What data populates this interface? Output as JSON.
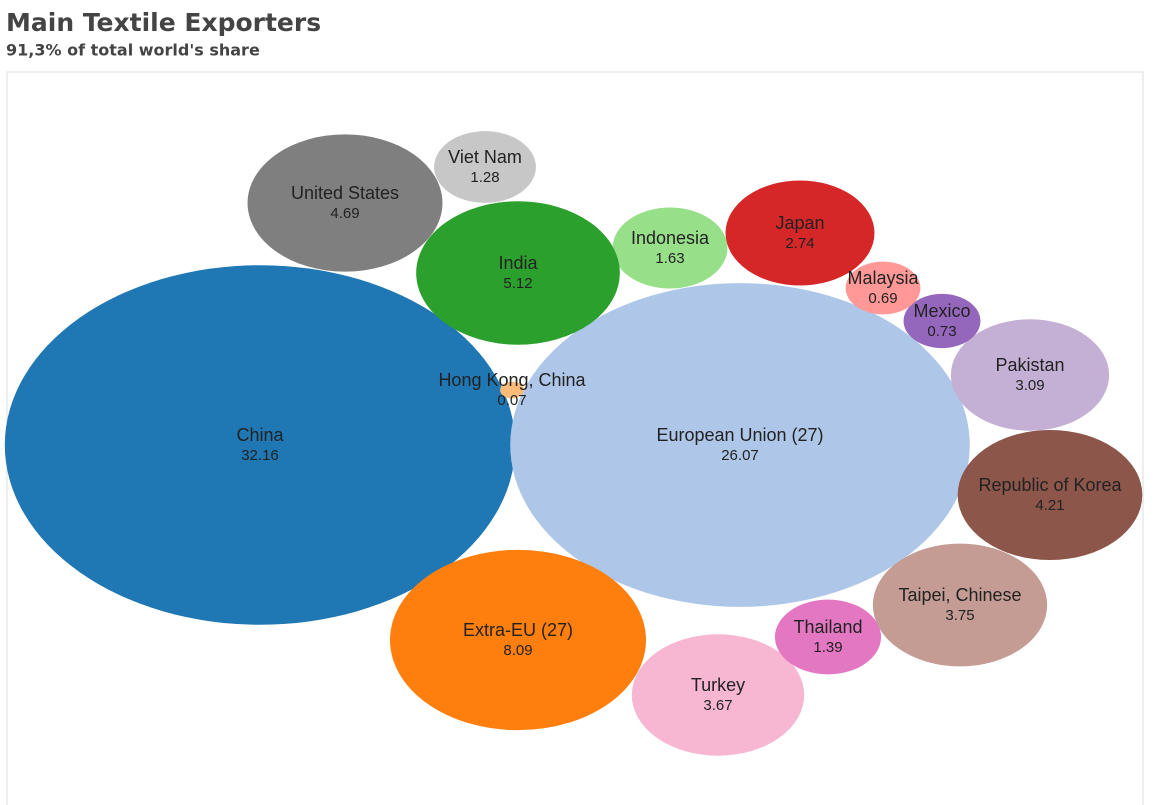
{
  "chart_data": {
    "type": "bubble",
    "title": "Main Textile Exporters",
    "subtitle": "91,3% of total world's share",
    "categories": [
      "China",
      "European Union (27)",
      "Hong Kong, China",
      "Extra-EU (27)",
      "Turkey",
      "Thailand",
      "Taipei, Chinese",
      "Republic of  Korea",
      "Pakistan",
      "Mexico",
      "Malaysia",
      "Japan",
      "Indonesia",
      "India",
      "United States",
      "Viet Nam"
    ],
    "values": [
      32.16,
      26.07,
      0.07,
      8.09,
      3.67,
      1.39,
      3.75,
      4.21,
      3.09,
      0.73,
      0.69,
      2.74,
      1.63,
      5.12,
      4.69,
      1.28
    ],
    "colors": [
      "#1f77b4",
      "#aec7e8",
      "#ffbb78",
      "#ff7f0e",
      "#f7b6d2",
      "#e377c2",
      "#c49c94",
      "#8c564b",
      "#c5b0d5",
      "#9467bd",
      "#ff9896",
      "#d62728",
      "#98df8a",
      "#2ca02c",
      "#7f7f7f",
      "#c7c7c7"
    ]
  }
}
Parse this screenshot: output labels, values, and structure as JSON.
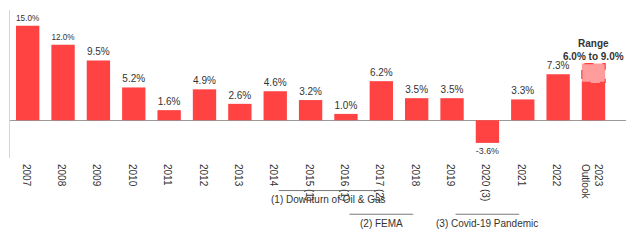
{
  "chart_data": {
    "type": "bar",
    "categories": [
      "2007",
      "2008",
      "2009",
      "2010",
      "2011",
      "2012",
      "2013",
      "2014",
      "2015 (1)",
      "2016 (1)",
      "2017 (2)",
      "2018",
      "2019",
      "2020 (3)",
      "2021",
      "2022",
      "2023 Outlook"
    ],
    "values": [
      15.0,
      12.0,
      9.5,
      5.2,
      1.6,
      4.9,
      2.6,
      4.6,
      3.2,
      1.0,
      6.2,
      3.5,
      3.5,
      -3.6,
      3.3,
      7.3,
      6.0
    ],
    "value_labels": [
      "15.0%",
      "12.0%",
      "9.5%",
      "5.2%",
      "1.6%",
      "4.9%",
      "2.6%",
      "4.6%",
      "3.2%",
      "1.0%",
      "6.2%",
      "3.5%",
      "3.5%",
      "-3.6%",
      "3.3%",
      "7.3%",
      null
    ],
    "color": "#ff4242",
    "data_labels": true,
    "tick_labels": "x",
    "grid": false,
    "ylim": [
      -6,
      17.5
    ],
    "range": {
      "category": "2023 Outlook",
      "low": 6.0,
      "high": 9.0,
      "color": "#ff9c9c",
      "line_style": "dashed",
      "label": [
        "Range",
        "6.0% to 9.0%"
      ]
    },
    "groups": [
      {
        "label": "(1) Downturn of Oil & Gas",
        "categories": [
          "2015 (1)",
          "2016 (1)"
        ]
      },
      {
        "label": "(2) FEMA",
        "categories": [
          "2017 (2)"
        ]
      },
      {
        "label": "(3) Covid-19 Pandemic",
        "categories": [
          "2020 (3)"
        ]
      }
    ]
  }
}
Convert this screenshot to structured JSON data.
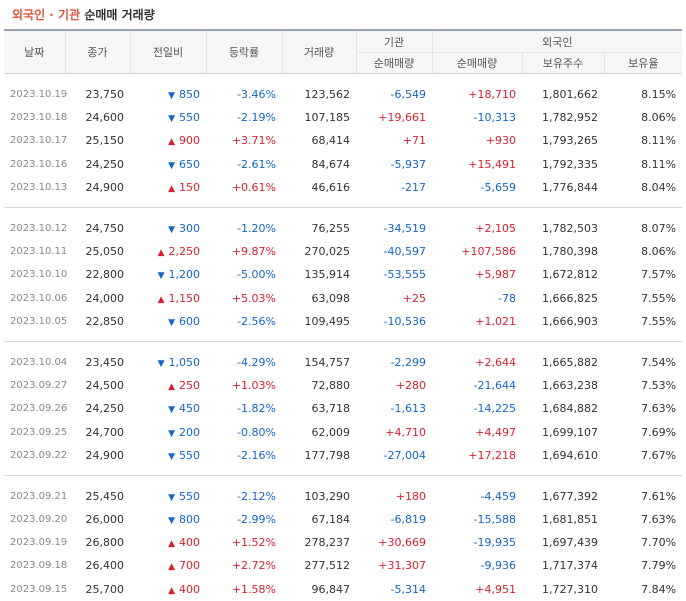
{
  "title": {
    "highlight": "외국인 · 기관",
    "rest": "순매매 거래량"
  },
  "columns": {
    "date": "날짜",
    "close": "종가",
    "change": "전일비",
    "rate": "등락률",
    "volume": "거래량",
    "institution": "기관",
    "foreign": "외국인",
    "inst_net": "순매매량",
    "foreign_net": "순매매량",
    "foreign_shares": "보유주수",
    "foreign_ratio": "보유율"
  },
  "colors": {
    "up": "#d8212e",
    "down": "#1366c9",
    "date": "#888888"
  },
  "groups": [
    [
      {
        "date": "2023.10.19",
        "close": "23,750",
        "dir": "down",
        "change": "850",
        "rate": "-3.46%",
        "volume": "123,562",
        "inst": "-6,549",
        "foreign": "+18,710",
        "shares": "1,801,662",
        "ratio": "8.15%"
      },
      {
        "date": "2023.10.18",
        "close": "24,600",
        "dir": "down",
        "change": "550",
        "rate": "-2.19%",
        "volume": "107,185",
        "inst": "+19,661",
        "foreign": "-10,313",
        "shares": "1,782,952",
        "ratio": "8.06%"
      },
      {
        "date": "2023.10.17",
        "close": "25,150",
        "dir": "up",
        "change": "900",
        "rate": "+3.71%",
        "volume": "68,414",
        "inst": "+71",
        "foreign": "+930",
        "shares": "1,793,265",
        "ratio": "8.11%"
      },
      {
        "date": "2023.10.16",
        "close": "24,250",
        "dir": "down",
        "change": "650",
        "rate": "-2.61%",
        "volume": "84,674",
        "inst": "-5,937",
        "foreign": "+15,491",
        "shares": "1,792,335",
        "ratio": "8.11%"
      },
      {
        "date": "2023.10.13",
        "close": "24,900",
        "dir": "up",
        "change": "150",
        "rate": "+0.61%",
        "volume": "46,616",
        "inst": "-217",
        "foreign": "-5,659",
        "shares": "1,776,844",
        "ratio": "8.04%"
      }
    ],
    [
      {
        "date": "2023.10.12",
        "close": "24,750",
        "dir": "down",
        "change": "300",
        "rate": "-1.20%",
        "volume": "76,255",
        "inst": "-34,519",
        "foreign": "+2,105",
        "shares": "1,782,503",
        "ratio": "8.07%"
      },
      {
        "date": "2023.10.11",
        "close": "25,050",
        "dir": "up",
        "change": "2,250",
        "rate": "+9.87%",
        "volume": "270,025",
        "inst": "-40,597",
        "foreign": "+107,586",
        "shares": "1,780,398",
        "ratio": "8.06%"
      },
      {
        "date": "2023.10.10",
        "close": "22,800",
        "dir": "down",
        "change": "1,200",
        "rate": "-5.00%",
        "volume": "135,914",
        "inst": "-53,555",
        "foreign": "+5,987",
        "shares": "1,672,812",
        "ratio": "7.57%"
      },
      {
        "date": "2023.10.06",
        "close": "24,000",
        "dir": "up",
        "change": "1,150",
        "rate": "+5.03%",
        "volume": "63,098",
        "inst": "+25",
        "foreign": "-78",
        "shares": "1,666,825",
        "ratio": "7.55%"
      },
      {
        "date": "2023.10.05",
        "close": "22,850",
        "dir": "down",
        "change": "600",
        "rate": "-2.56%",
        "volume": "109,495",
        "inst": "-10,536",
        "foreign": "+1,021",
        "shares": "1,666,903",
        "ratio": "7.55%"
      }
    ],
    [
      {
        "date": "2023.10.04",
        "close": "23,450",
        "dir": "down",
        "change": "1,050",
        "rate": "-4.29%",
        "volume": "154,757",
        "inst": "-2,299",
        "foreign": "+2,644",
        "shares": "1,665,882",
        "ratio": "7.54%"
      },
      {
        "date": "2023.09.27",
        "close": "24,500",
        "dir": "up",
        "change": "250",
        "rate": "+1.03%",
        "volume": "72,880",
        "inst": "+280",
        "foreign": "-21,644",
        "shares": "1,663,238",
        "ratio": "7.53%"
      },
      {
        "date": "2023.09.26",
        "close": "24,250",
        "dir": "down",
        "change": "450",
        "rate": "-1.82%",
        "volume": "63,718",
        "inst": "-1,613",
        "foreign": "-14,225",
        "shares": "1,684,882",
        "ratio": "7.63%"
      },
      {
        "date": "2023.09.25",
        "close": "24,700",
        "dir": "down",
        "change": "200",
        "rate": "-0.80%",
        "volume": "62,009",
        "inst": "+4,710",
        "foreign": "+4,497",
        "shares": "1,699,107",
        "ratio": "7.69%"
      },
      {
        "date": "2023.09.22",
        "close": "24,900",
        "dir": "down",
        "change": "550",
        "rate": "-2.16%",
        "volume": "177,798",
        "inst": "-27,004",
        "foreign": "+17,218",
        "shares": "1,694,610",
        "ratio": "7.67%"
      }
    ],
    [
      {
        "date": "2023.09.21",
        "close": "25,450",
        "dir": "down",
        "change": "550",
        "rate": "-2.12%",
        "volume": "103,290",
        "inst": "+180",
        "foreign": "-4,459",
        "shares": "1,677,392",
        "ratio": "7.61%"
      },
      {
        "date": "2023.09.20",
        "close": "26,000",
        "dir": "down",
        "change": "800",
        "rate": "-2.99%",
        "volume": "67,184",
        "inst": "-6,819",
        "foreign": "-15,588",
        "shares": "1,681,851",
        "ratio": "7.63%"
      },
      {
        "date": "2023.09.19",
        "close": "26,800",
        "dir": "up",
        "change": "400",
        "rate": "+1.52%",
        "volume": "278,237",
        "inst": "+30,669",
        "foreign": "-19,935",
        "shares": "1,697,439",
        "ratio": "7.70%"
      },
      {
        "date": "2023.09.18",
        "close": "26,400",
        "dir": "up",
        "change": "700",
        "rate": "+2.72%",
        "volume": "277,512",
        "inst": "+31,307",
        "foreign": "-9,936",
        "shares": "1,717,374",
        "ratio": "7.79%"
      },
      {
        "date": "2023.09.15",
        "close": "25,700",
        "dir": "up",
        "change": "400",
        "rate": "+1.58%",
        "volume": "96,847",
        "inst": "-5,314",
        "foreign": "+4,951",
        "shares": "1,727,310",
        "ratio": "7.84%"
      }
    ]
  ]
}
──────────
Show the lines that mention the word "JSON".

What data populates this interface? Output as JSON.
Parse this screenshot: output labels, values, and structure as JSON.
Convert this screenshot to structured JSON data.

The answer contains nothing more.